Stored data
++++
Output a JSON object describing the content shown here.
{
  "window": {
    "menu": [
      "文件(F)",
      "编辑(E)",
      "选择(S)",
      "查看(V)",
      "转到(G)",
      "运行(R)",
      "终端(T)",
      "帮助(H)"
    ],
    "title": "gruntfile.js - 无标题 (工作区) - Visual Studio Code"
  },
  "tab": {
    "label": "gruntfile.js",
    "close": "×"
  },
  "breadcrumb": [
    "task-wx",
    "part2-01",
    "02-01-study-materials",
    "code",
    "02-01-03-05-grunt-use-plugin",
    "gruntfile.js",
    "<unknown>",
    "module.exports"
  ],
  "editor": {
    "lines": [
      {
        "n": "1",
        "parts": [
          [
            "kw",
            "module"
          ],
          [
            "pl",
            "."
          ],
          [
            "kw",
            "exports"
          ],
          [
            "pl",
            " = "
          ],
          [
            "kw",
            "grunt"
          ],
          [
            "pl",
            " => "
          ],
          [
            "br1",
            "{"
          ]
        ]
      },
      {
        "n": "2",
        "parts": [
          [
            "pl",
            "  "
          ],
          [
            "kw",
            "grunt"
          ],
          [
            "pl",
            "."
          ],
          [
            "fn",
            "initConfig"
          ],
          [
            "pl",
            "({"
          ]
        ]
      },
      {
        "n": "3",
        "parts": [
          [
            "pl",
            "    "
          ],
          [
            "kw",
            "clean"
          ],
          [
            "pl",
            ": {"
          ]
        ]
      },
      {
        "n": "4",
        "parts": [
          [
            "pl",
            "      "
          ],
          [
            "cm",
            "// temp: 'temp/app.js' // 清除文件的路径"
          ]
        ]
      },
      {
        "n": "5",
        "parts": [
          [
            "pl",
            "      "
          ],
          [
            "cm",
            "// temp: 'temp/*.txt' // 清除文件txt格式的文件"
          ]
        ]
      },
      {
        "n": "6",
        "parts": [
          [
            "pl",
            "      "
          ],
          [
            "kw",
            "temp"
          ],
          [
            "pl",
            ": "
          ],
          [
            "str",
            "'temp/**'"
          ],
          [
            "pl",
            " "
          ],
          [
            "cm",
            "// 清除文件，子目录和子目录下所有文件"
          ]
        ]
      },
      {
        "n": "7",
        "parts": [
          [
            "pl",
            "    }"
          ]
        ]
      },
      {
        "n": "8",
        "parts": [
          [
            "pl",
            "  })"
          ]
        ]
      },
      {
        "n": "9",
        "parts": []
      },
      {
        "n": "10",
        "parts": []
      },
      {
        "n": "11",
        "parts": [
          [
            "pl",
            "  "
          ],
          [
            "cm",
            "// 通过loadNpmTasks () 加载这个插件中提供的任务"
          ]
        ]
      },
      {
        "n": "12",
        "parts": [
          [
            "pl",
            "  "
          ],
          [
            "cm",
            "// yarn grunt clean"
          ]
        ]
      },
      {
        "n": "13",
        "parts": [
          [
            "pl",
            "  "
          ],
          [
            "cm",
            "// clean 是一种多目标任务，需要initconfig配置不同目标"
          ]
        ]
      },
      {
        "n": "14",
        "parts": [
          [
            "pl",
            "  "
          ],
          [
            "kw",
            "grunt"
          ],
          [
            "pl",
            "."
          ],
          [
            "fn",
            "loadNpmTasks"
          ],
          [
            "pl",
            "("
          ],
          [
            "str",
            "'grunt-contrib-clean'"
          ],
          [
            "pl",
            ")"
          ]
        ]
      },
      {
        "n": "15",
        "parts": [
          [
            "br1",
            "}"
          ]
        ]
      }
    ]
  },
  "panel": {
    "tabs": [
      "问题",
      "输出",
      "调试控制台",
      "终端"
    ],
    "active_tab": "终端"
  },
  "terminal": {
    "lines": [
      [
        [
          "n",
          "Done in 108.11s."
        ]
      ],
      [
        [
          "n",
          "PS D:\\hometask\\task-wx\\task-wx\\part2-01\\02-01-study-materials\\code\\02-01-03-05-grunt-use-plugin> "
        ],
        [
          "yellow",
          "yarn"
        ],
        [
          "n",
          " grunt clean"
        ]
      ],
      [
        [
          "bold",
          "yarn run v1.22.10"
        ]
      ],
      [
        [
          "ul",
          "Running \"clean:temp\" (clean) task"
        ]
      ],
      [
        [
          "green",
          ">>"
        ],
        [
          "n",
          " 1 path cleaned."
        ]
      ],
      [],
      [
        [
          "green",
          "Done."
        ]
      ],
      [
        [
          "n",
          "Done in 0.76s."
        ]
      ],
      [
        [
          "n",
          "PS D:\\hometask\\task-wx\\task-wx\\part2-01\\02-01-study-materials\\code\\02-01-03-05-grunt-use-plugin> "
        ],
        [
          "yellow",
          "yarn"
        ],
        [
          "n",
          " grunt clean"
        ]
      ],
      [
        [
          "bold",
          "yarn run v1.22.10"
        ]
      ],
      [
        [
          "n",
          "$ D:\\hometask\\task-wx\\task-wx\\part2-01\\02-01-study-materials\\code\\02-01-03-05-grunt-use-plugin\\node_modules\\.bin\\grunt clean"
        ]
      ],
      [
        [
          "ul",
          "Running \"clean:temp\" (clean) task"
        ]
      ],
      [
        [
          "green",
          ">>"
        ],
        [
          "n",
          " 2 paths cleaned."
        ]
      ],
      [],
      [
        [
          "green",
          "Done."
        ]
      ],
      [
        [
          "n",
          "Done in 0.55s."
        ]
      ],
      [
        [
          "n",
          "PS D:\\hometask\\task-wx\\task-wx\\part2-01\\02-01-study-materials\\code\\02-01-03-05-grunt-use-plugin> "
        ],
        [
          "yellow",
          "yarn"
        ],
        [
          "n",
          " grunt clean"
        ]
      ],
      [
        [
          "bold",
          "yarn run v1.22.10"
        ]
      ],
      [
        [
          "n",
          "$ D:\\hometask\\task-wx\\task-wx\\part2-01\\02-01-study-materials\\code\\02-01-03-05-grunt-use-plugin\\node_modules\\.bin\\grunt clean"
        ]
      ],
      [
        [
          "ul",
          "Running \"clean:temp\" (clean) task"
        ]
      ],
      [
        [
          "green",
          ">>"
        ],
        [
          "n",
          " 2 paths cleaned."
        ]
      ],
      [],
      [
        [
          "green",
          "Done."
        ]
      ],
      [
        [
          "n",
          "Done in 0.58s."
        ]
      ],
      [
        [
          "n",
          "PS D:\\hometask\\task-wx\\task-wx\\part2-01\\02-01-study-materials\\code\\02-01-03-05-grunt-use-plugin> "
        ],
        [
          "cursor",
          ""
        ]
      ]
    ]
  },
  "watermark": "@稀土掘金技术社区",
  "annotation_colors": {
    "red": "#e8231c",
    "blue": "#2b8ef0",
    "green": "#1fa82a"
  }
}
++++
▸ WHAT TO PRODUCE
Without leaving anything out, give the entries again exactly.

▸ FINISHED EXERCISE
Output a JSON object describing the content shown here.
{
  "window": {
    "menu": [
      "文件(F)",
      "编辑(E)",
      "选择(S)",
      "查看(V)",
      "转到(G)",
      "运行(R)",
      "终端(T)",
      "帮助(H)"
    ],
    "title": "gruntfile.js - 无标题 (工作区) - Visual Studio Code"
  },
  "tab": {
    "label": "gruntfile.js",
    "close": "×"
  },
  "breadcrumb": [
    "task-wx",
    "part2-01",
    "02-01-study-materials",
    "code",
    "02-01-03-05-grunt-use-plugin",
    "gruntfile.js",
    "<unknown>",
    "module.exports"
  ],
  "editor": {
    "lines": [
      {
        "n": "1",
        "parts": [
          [
            "kw",
            "module"
          ],
          [
            "pl",
            "."
          ],
          [
            "kw",
            "exports"
          ],
          [
            "pl",
            " = "
          ],
          [
            "kw",
            "grunt"
          ],
          [
            "pl",
            " => "
          ],
          [
            "br1",
            "{"
          ]
        ]
      },
      {
        "n": "2",
        "parts": [
          [
            "pl",
            "  "
          ],
          [
            "kw",
            "grunt"
          ],
          [
            "pl",
            "."
          ],
          [
            "fn",
            "initConfig"
          ],
          [
            "pl",
            "({"
          ]
        ]
      },
      {
        "n": "3",
        "parts": [
          [
            "pl",
            "    "
          ],
          [
            "kw",
            "clean"
          ],
          [
            "pl",
            ": {"
          ]
        ]
      },
      {
        "n": "4",
        "parts": [
          [
            "pl",
            "      "
          ],
          [
            "cm",
            "// temp: 'temp/app.js' // 清除文件的路径"
          ]
        ]
      },
      {
        "n": "5",
        "parts": [
          [
            "pl",
            "      "
          ],
          [
            "cm",
            "// temp: 'temp/*.txt' // 清除文件txt格式的文件"
          ]
        ]
      },
      {
        "n": "6",
        "parts": [
          [
            "pl",
            "      "
          ],
          [
            "kw",
            "temp"
          ],
          [
            "pl",
            ": "
          ],
          [
            "str",
            "'temp/**'"
          ],
          [
            "pl",
            " "
          ],
          [
            "cm",
            "// 清除文件，子目录和子目录下所有文件"
          ]
        ]
      },
      {
        "n": "7",
        "parts": [
          [
            "pl",
            "    }"
          ]
        ]
      },
      {
        "n": "8",
        "parts": [
          [
            "pl",
            "  })"
          ]
        ]
      },
      {
        "n": "9",
        "parts": []
      },
      {
        "n": "10",
        "parts": []
      },
      {
        "n": "11",
        "parts": [
          [
            "pl",
            "  "
          ],
          [
            "cm",
            "// 通过loadNpmTasks () 加载这个插件中提供的任务"
          ]
        ]
      },
      {
        "n": "12",
        "parts": [
          [
            "pl",
            "  "
          ],
          [
            "cm",
            "// yarn grunt clean"
          ]
        ]
      },
      {
        "n": "13",
        "parts": [
          [
            "pl",
            "  "
          ],
          [
            "cm",
            "// clean 是一种多目标任务，需要initconfig配置不同目标"
          ]
        ]
      },
      {
        "n": "14",
        "parts": [
          [
            "pl",
            "  "
          ],
          [
            "kw",
            "grunt"
          ],
          [
            "pl",
            "."
          ],
          [
            "fn",
            "loadNpmTasks"
          ],
          [
            "pl",
            "("
          ],
          [
            "str",
            "'grunt-contrib-clean'"
          ],
          [
            "pl",
            ")"
          ]
        ]
      },
      {
        "n": "15",
        "parts": [
          [
            "br1",
            "}"
          ]
        ]
      }
    ]
  },
  "panel": {
    "tabs": [
      "问题",
      "输出",
      "调试控制台",
      "终端"
    ],
    "active_tab": "终端"
  },
  "terminal": {
    "lines": [
      [
        [
          "n",
          "Done in 108.11s."
        ]
      ],
      [
        [
          "n",
          "PS D:\\hometask\\task-wx\\task-wx\\part2-01\\02-01-study-materials\\code\\02-01-03-05-grunt-use-plugin> "
        ],
        [
          "yellow",
          "yarn"
        ],
        [
          "n",
          " grunt clean"
        ]
      ],
      [
        [
          "bold",
          "yarn run v1.22.10"
        ]
      ],
      [
        [
          "ul",
          "Running \"clean:temp\" (clean) task"
        ]
      ],
      [
        [
          "green",
          ">>"
        ],
        [
          "n",
          " 1 path cleaned."
        ]
      ],
      [],
      [
        [
          "green",
          "Done."
        ]
      ],
      [
        [
          "n",
          "Done in 0.76s."
        ]
      ],
      [
        [
          "n",
          "PS D:\\hometask\\task-wx\\task-wx\\part2-01\\02-01-study-materials\\code\\02-01-03-05-grunt-use-plugin> "
        ],
        [
          "yellow",
          "yarn"
        ],
        [
          "n",
          " grunt clean"
        ]
      ],
      [
        [
          "bold",
          "yarn run v1.22.10"
        ]
      ],
      [
        [
          "n",
          "$ D:\\hometask\\task-wx\\task-wx\\part2-01\\02-01-study-materials\\code\\02-01-03-05-grunt-use-plugin\\node_modules\\.bin\\grunt clean"
        ]
      ],
      [
        [
          "ul",
          "Running \"clean:temp\" (clean) task"
        ]
      ],
      [
        [
          "green",
          ">>"
        ],
        [
          "n",
          " 2 paths cleaned."
        ]
      ],
      [],
      [
        [
          "green",
          "Done."
        ]
      ],
      [
        [
          "n",
          "Done in 0.55s."
        ]
      ],
      [
        [
          "n",
          "PS D:\\hometask\\task-wx\\task-wx\\part2-01\\02-01-study-materials\\code\\02-01-03-05-grunt-use-plugin> "
        ],
        [
          "yellow",
          "yarn"
        ],
        [
          "n",
          " grunt clean"
        ]
      ],
      [
        [
          "bold",
          "yarn run v1.22.10"
        ]
      ],
      [
        [
          "n",
          "$ D:\\hometask\\task-wx\\task-wx\\part2-01\\02-01-study-materials\\code\\02-01-03-05-grunt-use-plugin\\node_modules\\.bin\\grunt clean"
        ]
      ],
      [
        [
          "ul",
          "Running \"clean:temp\" (clean) task"
        ]
      ],
      [
        [
          "green",
          ">>"
        ],
        [
          "n",
          " 2 paths cleaned."
        ]
      ],
      [],
      [
        [
          "green",
          "Done."
        ]
      ],
      [
        [
          "n",
          "Done in 0.58s."
        ]
      ],
      [
        [
          "n",
          "PS D:\\hometask\\task-wx\\task-wx\\part2-01\\02-01-study-materials\\code\\02-01-03-05-grunt-use-plugin> "
        ],
        [
          "cursor",
          ""
        ]
      ]
    ]
  },
  "watermark": "@稀土掘金技术社区",
  "annotation_colors": {
    "red": "#e8231c",
    "blue": "#2b8ef0",
    "green": "#1fa82a"
  }
}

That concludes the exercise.